Set task: Report how many lines of the listing below include the word "chevron". Give nothing but the number.
>> Begin Raw records
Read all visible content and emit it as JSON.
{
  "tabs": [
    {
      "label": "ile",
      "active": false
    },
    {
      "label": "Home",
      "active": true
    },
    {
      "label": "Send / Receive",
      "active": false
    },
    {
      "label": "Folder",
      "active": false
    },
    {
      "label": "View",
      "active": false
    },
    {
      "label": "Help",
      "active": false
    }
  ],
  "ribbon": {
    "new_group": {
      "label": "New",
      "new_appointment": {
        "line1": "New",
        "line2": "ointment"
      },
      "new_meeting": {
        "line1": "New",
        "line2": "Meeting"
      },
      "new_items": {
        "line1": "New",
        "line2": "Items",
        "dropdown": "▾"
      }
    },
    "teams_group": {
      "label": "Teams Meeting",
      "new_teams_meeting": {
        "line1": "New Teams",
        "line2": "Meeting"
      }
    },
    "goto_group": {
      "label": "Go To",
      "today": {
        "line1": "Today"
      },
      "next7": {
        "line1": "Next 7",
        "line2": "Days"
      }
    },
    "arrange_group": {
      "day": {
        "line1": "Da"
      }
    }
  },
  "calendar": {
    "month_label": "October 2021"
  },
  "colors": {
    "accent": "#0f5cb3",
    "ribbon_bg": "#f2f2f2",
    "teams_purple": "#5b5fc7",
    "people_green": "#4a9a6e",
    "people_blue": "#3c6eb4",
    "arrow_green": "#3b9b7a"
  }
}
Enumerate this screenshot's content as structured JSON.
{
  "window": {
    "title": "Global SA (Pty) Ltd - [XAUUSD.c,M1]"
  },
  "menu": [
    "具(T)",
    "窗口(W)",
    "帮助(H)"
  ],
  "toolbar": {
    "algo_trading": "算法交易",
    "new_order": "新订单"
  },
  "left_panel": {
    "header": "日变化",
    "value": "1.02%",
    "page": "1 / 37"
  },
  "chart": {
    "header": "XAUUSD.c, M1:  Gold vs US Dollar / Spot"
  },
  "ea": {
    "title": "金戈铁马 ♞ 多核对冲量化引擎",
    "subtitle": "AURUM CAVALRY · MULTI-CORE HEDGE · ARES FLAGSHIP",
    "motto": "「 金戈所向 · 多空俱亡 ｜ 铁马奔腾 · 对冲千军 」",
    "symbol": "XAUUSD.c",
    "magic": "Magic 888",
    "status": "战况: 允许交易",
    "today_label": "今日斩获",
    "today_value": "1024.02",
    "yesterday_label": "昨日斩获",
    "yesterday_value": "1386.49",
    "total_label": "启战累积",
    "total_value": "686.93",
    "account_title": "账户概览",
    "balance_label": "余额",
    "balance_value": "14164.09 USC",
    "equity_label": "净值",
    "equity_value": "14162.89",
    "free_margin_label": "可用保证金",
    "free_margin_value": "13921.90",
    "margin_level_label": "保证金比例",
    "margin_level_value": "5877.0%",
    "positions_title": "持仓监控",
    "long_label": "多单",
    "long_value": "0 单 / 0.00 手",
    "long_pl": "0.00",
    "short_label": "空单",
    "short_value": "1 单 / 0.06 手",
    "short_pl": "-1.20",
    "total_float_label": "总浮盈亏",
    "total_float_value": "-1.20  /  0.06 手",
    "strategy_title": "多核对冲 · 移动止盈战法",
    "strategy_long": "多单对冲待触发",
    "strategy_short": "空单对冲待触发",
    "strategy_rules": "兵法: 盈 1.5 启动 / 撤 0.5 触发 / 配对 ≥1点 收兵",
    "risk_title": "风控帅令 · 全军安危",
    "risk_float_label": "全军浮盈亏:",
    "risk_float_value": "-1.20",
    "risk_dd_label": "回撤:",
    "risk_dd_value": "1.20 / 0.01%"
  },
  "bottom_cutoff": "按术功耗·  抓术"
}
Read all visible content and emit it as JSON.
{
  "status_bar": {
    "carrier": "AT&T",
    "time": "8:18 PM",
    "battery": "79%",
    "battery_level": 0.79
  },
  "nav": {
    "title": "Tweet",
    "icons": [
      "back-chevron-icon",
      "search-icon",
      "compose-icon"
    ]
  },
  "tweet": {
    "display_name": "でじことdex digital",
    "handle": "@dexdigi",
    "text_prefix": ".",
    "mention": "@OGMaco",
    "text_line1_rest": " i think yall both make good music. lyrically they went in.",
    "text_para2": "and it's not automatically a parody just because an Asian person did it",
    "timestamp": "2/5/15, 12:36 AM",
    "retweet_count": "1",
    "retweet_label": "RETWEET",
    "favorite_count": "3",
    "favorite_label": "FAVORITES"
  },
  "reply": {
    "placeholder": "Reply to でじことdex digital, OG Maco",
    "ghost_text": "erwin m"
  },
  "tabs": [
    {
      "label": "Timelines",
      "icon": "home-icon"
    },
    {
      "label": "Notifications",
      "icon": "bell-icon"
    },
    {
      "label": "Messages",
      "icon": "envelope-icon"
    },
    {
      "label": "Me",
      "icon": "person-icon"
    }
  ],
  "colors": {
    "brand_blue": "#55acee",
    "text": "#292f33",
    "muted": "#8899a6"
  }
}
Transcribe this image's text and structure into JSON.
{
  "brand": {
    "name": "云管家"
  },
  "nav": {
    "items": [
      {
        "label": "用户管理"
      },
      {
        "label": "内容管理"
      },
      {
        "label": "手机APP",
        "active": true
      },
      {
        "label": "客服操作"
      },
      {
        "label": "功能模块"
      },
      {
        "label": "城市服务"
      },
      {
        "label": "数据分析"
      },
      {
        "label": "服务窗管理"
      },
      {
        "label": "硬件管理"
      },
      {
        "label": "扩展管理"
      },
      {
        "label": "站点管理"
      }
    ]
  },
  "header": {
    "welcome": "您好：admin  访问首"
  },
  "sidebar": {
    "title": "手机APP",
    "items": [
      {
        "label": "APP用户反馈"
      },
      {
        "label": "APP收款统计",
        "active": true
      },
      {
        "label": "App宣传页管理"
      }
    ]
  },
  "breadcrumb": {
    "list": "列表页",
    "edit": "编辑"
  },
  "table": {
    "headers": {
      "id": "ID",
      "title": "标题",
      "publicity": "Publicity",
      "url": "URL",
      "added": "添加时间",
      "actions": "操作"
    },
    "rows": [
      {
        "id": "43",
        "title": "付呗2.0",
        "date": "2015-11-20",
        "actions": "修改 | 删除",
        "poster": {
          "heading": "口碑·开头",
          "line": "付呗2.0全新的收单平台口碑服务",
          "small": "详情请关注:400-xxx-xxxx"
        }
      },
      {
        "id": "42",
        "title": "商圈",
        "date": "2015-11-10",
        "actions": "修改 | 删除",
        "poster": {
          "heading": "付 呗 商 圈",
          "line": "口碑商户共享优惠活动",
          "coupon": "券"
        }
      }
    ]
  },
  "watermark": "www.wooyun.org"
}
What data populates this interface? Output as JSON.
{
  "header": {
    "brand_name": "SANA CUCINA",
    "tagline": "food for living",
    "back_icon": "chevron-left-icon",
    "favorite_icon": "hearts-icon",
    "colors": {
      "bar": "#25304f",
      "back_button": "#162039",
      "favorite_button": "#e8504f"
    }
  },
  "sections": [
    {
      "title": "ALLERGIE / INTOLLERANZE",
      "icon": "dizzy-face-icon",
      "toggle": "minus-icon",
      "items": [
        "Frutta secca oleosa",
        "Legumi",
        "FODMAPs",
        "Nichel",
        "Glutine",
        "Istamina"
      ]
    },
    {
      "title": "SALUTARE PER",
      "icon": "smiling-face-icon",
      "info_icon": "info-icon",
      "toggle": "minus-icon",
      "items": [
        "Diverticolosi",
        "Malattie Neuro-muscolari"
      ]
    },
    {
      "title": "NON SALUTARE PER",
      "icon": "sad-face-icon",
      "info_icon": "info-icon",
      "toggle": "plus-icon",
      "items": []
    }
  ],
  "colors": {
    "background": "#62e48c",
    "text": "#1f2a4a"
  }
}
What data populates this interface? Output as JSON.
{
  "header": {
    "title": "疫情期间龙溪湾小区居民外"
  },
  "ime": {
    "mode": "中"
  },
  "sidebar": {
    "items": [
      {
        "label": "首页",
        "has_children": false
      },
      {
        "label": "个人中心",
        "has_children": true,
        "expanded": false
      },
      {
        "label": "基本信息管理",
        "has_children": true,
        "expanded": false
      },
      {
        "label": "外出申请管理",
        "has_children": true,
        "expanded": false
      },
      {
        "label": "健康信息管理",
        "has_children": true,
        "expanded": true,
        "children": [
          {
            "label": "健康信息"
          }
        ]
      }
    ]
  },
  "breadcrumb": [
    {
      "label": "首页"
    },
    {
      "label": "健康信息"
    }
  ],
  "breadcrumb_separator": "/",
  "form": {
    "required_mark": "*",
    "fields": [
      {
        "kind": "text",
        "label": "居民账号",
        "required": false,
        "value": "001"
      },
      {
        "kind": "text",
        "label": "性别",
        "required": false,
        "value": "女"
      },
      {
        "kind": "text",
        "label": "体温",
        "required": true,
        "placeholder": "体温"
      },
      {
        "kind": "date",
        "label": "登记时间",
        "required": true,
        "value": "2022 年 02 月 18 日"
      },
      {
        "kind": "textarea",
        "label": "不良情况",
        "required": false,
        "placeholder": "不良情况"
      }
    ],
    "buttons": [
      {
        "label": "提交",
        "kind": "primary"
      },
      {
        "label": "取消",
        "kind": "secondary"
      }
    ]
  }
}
>> End Raw records
Finished exercise: 2